____ Record list
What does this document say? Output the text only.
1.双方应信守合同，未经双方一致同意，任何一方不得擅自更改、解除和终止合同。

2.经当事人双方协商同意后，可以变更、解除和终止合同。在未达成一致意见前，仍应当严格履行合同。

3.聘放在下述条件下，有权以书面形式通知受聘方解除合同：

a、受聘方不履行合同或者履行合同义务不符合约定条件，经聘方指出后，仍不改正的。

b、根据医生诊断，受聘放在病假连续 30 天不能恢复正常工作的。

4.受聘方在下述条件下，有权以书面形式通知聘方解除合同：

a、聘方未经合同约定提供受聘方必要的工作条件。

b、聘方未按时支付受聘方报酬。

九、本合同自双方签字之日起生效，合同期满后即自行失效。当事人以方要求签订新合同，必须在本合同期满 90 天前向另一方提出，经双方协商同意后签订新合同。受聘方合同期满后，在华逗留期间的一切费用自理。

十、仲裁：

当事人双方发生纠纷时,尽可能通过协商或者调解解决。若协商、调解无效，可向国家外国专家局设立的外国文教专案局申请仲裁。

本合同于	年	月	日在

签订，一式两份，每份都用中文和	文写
________
- _Exercise details_:
Reproduce the records above exactly as they appear.

- _Result_:
What does this document say? Output the text only.
1.双方应信守合同，未经双方一致同意，任何一方不得擅自更改、解除和终止合同。

2.经当事人双方协商同意后，可以变更、解除和终止合同。在未达成一致意见前，仍应当严格履行合同。

3.聘放在下述条件下，有权以书面形式通知受聘方解除合同：

a、受聘方不履行合同或者履行合同义务不符合约定条件，经聘方指出后，仍不改正的。

b、根据医生诊断，受聘放在病假连续 30 天不能恢复正常工作的。

4.受聘方在下述条件下，有权以书面形式通知聘方解除合同：

a、聘方未经合同约定提供受聘方必要的工作条件。

b、聘方未按时支付受聘方报酬。

九、本合同自双方签字之日起生效，合同期满后即自行失效。当事人以方要求签订新合同，必须在本合同期满 90 天前向另一方提出，经双方协商同意后签订新合同。受聘方合同期满后，在华逗留期间的一切费用自理。

十、仲裁：

当事人双方发生纠纷时,尽可能通过协商或者调解解决。若协商、调解无效，可向国家外国专家局设立的外国文教专案局申请仲裁。

本合同于	年	月	日在

签订，一式两份，每份都用中文和	文写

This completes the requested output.